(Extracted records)
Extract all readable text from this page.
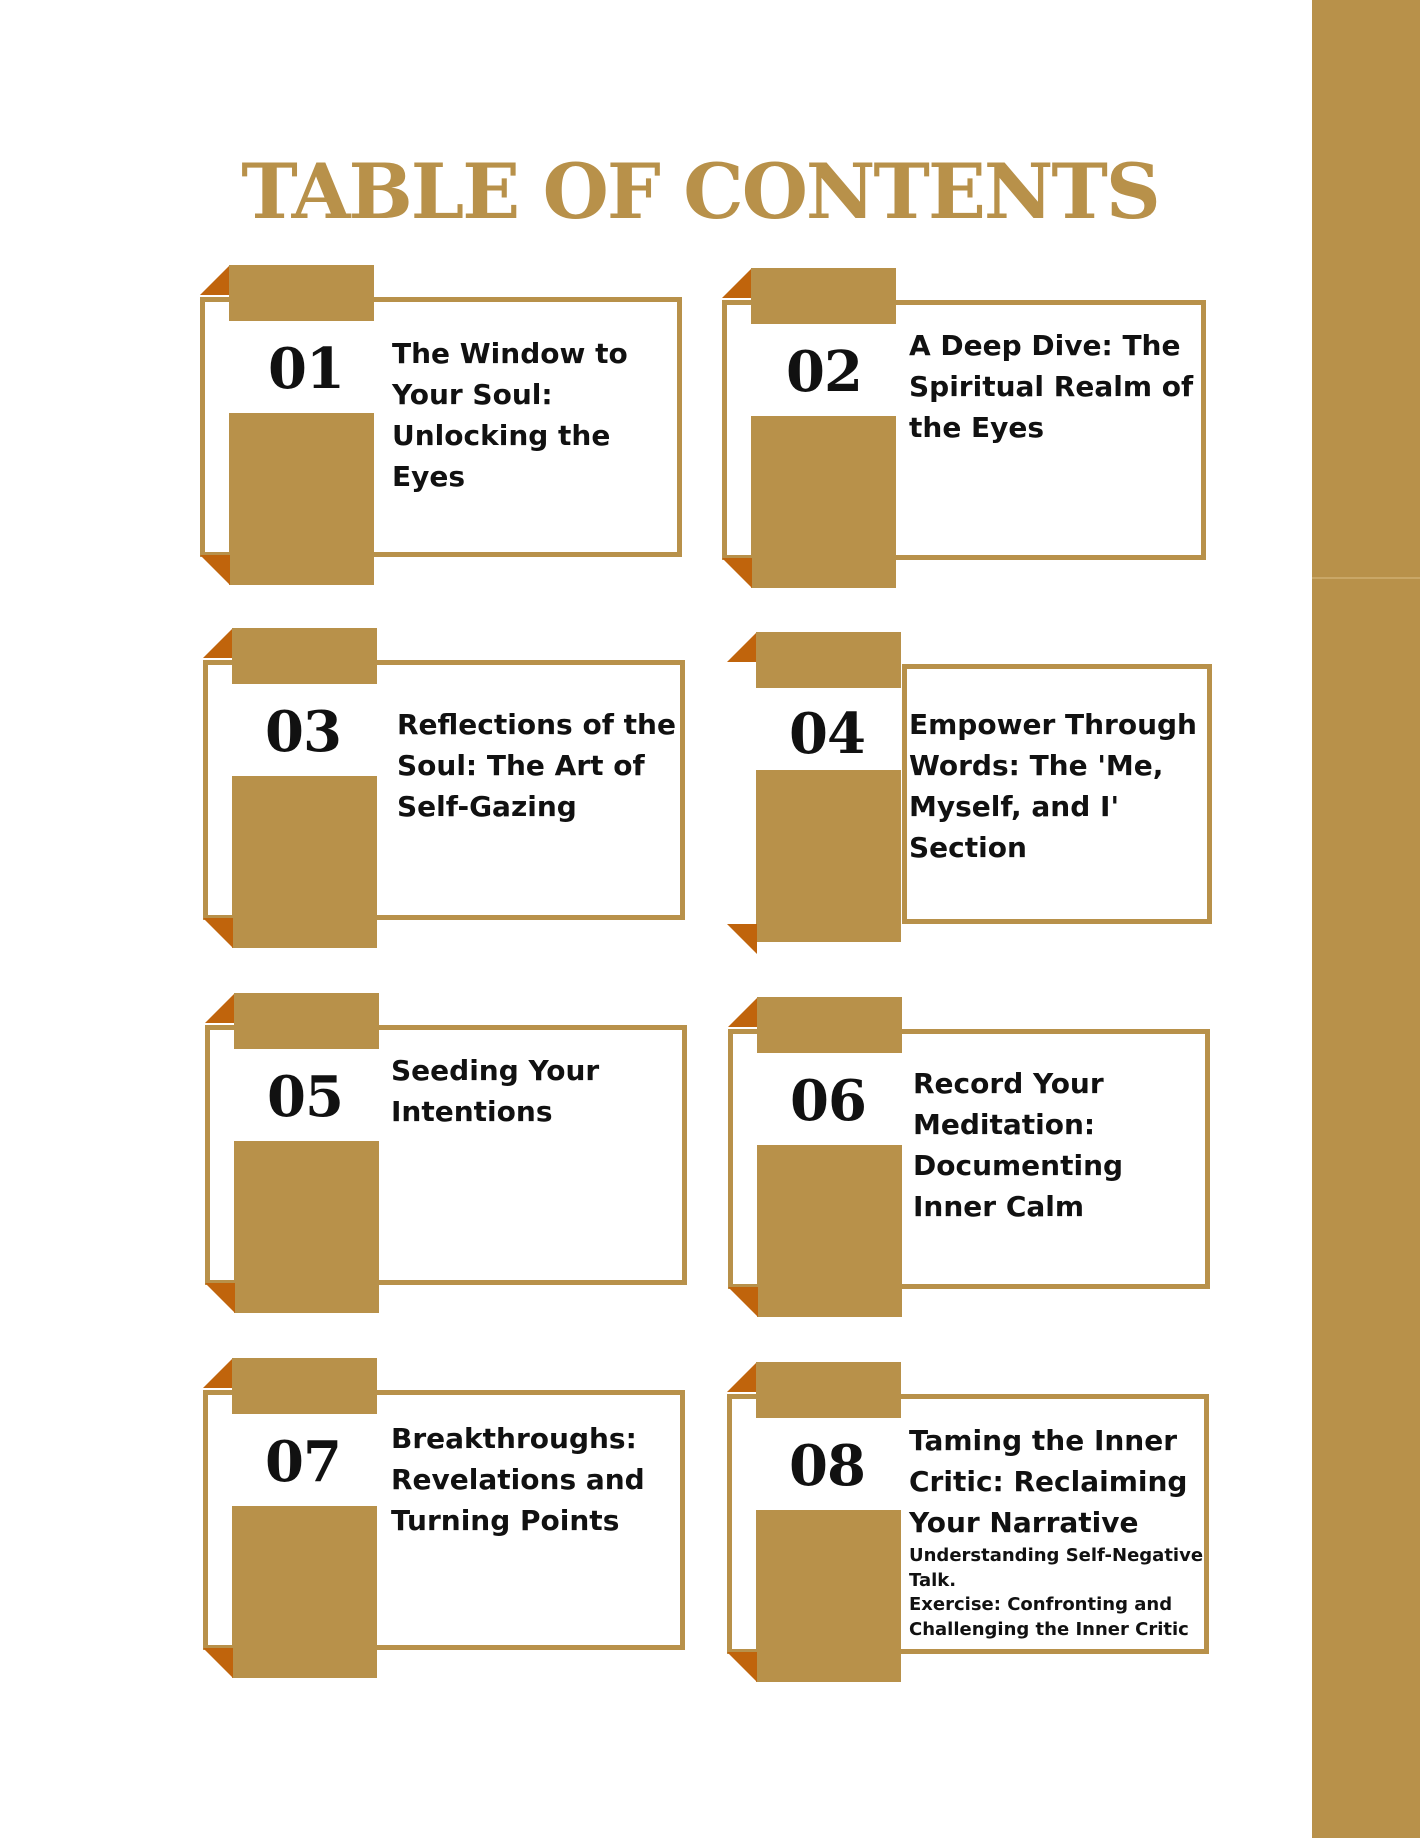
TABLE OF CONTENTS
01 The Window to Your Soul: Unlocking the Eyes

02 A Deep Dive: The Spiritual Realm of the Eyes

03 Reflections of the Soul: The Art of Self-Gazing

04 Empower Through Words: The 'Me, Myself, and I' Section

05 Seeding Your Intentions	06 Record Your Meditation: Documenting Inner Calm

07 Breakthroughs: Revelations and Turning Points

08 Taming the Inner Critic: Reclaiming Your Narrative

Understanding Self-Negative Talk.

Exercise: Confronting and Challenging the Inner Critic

• _Requirements_
Each entry gets copied exactly; the pictures stay out.

• _Answer to this problem_
Extract all readable text from this page.
TABLE OF CONTENTS
01 The Window to Your Soul: Unlocking the Eyes

02 A Deep Dive: The Spiritual Realm of the Eyes

03 Reflections of the Soul: The Art of Self-Gazing

04 Empower Through Words: The 'Me, Myself, and I' Section

05 Seeding Your Intentions	06 Record Your Meditation: Documenting Inner Calm

07 Breakthroughs: Revelations and Turning Points

08 Taming the Inner Critic: Reclaiming Your Narrative

Understanding Self-Negative Talk.

Exercise: Confronting and Challenging the Inner Critic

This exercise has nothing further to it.